* _Problem details_
Lift every line from the entries that includes the word "displayed".

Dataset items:

— Start —

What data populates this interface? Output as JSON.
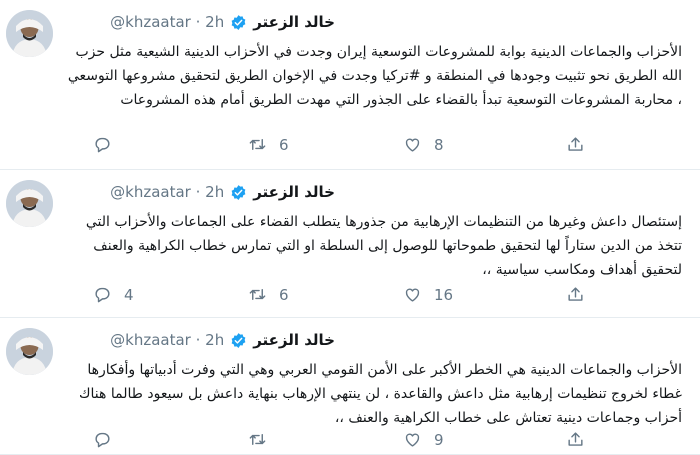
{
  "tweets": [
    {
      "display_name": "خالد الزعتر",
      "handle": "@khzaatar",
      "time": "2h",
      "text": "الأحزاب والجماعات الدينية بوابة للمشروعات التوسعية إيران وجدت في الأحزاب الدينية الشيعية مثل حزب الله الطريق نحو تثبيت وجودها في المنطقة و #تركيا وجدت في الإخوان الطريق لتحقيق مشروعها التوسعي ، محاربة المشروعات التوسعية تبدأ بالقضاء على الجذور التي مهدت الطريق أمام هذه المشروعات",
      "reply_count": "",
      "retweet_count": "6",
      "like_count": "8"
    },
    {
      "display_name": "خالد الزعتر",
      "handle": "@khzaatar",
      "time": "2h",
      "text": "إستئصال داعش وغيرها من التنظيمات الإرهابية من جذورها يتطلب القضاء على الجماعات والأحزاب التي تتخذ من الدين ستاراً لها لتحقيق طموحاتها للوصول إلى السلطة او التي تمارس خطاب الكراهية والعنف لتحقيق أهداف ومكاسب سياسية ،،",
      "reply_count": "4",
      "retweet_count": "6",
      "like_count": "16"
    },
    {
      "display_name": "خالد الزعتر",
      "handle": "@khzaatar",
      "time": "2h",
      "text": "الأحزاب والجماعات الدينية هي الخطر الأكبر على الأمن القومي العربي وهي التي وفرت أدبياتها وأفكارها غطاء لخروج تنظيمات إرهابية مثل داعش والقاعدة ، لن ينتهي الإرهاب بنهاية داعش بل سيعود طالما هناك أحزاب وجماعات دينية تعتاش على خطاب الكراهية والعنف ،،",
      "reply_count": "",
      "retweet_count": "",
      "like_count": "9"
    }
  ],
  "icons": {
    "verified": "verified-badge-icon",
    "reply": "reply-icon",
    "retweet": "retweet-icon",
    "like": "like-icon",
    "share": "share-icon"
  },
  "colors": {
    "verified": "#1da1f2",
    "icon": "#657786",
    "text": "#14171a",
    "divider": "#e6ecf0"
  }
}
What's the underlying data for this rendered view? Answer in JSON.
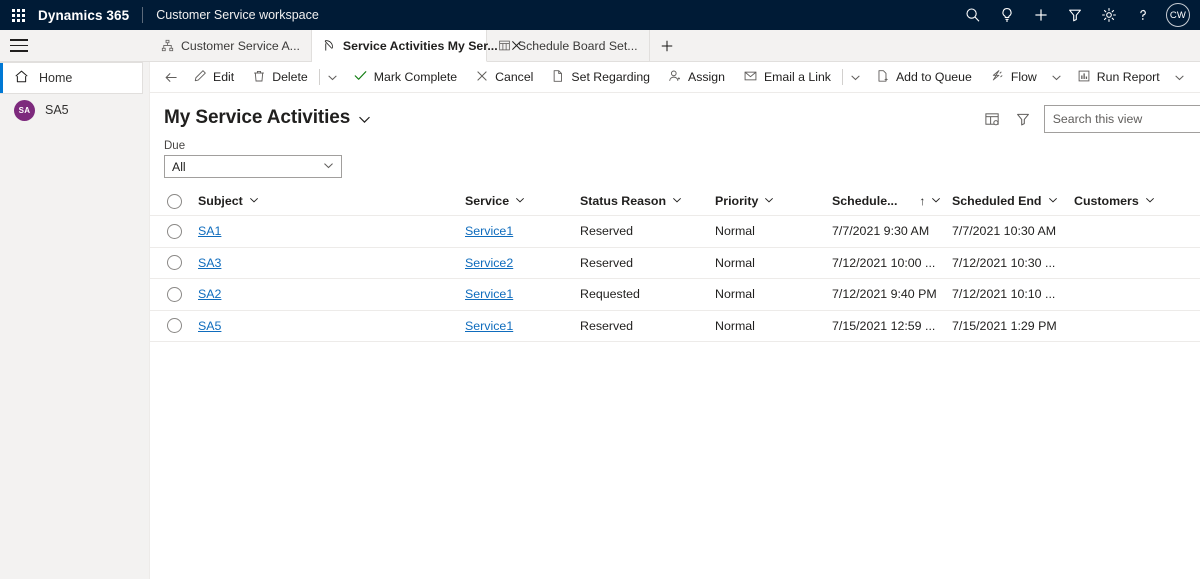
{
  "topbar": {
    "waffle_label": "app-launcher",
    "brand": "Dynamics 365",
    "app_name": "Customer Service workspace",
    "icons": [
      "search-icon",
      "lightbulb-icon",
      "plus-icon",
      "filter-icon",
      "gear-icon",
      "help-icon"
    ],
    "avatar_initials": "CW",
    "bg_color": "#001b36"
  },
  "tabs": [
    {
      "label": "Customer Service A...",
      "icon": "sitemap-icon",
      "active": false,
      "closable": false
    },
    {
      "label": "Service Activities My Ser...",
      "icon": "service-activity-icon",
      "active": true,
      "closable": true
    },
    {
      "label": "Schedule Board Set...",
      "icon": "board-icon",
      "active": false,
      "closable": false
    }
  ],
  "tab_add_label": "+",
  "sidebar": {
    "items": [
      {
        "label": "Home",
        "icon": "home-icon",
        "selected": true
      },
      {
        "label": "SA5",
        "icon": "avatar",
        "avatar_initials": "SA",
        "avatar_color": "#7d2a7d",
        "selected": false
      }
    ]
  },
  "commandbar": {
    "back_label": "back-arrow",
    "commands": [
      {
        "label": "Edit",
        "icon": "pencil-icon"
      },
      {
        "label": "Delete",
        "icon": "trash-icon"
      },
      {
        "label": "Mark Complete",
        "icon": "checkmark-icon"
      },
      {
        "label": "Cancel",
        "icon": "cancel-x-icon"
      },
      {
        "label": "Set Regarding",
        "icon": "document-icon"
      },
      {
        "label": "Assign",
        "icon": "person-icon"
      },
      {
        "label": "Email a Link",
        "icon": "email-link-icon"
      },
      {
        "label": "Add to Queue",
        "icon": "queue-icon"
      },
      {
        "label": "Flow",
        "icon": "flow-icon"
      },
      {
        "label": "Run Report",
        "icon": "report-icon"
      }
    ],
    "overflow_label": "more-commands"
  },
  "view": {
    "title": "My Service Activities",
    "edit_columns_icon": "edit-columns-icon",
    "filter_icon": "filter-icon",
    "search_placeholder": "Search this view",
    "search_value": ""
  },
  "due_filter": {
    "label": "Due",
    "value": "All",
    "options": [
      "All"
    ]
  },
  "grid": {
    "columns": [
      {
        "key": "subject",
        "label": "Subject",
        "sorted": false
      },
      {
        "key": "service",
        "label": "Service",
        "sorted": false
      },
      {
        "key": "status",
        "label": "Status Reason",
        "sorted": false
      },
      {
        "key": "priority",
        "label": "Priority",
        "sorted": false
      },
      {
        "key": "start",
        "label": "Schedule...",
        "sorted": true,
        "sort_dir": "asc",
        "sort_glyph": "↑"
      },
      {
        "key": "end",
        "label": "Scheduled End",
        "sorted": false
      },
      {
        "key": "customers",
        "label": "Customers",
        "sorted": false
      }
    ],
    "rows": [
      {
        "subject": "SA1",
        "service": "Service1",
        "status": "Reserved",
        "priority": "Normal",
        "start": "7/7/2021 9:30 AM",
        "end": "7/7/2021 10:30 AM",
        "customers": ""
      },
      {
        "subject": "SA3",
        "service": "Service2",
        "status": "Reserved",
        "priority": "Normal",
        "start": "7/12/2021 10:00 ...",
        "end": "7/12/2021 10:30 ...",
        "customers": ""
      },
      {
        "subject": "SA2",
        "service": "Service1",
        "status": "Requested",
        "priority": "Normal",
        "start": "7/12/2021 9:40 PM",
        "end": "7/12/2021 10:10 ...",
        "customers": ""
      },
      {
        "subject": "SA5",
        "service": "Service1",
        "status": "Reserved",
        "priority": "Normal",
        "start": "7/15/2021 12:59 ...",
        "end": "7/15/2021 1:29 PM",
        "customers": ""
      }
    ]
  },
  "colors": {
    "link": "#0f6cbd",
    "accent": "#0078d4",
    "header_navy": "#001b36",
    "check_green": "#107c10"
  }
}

— End —
— Start —

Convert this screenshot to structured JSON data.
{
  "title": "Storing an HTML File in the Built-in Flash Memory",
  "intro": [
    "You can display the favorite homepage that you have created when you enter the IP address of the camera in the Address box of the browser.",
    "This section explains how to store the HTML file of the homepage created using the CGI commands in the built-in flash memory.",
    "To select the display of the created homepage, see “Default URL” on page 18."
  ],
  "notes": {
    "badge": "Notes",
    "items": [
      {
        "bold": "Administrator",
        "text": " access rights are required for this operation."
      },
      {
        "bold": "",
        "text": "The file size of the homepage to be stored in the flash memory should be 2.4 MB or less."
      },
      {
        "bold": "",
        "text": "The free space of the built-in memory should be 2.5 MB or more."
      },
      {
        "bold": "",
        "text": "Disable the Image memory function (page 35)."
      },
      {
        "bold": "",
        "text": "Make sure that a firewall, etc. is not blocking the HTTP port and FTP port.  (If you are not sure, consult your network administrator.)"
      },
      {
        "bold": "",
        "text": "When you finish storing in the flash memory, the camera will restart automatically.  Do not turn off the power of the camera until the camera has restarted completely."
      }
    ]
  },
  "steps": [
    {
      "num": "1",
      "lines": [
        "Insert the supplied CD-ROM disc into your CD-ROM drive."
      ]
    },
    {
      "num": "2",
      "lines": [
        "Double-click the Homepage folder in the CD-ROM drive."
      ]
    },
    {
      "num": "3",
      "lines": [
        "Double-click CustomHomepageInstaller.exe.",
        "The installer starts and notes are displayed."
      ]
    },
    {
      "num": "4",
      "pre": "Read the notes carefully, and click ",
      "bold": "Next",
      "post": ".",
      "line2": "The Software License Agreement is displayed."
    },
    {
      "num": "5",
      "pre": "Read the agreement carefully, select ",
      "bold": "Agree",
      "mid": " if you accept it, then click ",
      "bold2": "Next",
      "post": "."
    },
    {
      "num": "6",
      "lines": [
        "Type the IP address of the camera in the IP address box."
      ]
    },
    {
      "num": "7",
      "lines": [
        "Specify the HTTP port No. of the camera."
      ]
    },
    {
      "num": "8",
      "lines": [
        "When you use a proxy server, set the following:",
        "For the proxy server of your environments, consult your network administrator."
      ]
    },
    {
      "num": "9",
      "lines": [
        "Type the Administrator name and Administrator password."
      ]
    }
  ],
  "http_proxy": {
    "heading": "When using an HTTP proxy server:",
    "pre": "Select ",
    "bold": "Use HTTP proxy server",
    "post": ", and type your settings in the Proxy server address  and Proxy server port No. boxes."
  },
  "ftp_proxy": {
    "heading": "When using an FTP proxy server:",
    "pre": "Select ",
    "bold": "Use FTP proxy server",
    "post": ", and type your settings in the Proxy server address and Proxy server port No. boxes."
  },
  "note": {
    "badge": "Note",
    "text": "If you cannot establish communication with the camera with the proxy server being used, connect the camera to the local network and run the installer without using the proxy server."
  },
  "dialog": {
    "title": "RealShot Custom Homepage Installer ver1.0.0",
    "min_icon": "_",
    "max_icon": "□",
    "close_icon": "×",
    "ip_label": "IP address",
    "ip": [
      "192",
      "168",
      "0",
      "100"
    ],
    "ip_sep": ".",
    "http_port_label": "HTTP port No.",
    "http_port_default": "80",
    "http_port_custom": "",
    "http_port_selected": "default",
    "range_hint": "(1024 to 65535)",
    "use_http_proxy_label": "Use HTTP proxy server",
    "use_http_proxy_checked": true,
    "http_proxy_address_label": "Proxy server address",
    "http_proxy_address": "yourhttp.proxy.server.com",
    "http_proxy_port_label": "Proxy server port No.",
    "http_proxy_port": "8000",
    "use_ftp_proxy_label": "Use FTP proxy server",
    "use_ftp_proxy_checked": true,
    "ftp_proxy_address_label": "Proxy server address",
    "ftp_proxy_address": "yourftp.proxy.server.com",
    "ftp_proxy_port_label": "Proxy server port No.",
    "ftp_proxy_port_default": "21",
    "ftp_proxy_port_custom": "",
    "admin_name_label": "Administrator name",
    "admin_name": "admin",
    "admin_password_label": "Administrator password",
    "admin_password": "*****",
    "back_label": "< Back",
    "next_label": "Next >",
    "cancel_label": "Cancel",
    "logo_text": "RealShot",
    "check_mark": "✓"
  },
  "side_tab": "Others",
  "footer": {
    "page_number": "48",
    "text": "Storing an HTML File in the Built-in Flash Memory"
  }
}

— End —

* _Written answer_
        "The installer starts and notes are displayed."
      "line2": "The Software License Agreement is displayed."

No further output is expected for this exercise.